__EXERCISE DESCRIPTION__. From the line with "Type out the text in this image." through the final line, transcribe the material below character for character; include no other lines.

__THE RECORDS__.
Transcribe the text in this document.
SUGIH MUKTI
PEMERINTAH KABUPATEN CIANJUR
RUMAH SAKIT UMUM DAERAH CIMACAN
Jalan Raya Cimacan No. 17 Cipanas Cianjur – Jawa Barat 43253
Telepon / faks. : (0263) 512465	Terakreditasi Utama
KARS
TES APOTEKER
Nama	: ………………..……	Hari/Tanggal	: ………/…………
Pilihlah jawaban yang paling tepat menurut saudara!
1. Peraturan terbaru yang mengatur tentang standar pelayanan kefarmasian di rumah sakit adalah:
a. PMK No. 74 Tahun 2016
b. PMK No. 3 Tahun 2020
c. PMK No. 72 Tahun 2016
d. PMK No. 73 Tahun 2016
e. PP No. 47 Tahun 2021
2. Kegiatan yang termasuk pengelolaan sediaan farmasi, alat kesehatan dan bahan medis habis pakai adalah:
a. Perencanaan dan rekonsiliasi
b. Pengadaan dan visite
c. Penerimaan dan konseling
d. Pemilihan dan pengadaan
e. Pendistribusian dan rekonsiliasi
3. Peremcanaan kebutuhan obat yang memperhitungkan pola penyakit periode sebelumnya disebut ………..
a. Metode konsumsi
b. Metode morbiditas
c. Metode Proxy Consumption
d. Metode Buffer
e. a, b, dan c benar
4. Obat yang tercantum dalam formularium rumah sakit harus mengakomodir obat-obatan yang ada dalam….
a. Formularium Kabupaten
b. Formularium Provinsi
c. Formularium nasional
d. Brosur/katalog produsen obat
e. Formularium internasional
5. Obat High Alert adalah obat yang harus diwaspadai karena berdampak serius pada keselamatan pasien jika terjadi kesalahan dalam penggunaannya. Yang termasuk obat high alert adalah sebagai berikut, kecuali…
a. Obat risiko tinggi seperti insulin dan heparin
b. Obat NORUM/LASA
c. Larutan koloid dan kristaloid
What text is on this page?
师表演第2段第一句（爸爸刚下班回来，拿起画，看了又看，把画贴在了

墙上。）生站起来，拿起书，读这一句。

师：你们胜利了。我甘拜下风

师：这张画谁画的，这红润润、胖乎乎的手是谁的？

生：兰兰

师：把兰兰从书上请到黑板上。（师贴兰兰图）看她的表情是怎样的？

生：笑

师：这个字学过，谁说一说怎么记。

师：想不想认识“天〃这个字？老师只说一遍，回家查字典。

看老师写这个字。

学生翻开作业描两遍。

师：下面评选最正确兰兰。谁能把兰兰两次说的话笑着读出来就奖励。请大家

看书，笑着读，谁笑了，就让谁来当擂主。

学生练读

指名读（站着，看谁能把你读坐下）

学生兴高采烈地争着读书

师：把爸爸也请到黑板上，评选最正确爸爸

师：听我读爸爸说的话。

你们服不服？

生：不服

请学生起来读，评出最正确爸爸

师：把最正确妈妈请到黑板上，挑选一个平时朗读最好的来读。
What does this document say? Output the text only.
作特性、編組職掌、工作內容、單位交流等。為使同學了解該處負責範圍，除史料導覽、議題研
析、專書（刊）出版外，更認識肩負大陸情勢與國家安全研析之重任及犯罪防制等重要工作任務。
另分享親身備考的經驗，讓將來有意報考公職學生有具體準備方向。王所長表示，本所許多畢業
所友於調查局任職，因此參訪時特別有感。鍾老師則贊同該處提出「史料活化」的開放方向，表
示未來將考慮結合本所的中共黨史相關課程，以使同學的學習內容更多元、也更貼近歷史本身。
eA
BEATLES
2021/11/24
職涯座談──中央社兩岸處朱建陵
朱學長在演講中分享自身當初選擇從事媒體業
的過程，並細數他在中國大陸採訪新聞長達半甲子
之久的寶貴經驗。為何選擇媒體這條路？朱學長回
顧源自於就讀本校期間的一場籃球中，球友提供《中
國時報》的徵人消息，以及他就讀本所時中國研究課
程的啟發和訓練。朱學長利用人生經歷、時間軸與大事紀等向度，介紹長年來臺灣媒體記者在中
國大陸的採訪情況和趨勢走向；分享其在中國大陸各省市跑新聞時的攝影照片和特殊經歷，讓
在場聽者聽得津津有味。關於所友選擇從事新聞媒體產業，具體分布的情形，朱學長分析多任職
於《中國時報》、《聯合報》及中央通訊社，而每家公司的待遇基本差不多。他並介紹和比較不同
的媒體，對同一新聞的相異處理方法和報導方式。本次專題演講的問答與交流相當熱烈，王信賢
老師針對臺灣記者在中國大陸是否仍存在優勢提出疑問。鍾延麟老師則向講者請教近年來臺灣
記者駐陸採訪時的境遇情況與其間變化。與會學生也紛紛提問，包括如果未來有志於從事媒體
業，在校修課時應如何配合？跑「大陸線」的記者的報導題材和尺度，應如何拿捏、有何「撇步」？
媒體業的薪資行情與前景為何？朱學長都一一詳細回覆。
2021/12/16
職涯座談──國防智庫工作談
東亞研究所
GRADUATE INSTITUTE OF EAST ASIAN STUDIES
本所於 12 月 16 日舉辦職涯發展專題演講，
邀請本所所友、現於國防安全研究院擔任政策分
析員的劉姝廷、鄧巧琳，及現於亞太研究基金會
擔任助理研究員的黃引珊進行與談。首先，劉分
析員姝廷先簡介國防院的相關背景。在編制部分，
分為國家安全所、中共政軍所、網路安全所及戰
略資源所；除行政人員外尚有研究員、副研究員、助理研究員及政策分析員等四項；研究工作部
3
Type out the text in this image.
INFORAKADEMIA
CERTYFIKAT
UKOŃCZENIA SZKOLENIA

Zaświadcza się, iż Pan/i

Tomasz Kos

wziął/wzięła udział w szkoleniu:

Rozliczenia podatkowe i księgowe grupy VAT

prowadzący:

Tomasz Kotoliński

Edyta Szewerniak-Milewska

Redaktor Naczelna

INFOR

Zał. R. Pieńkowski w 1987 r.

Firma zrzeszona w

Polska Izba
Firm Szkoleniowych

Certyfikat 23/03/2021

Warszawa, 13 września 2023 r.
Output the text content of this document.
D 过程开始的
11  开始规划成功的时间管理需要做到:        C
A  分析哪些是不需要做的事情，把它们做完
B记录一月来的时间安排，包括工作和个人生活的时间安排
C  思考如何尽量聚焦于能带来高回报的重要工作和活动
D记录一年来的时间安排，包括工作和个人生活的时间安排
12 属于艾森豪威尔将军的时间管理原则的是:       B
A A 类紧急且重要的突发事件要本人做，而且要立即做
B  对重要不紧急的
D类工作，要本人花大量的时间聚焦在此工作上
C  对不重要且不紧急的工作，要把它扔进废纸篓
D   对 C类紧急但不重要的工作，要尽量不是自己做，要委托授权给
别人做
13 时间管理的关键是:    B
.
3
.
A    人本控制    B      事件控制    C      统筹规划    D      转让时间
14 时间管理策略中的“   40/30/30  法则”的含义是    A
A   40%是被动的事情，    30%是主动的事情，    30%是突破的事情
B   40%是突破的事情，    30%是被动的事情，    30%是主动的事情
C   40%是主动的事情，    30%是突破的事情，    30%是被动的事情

__FULL SOLUTION__.
Type out the text in this image.
INFORAKADEMIA
CERTYFIKAT
UKOŃCZENIA SZKOLENIA

Zaświadcza się, iż Pan/i

Tomasz Kos

wziął/wzięła udział w szkoleniu:

Rozliczenia podatkowe i księgowe grupy VAT

prowadzący:

Tomasz Kotoliński

Edyta Szewerniak-Milewska

Redaktor Naczelna

INFOR

Zał. R. Pieńkowski w 1987 r.

Firma zrzeszona w

Polska Izba
Firm Szkoleniowych

Certyfikat 23/03/2021

Warszawa, 13 września 2023 r.
Output the text content of this document.
D 过程开始的
11  开始规划成功的时间管理需要做到:        C
A  分析哪些是不需要做的事情，把它们做完
B记录一月来的时间安排，包括工作和个人生活的时间安排
C  思考如何尽量聚焦于能带来高回报的重要工作和活动
D记录一年来的时间安排，包括工作和个人生活的时间安排
12 属于艾森豪威尔将军的时间管理原则的是:       B
A A 类紧急且重要的突发事件要本人做，而且要立即做
B  对重要不紧急的
D类工作，要本人花大量的时间聚焦在此工作上
C  对不重要且不紧急的工作，要把它扔进废纸篓
D   对 C类紧急但不重要的工作，要尽量不是自己做，要委托授权给
别人做
13 时间管理的关键是:    B
.
3
.
A    人本控制    B      事件控制    C      统筹规划    D      转让时间
14 时间管理策略中的“   40/30/30  法则”的含义是    A
A   40%是被动的事情，    30%是主动的事情，    30%是突破的事情
B   40%是突破的事情，    30%是被动的事情，    30%是主动的事情
C   40%是主动的事情，    30%是突破的事情，    30%是被动的事情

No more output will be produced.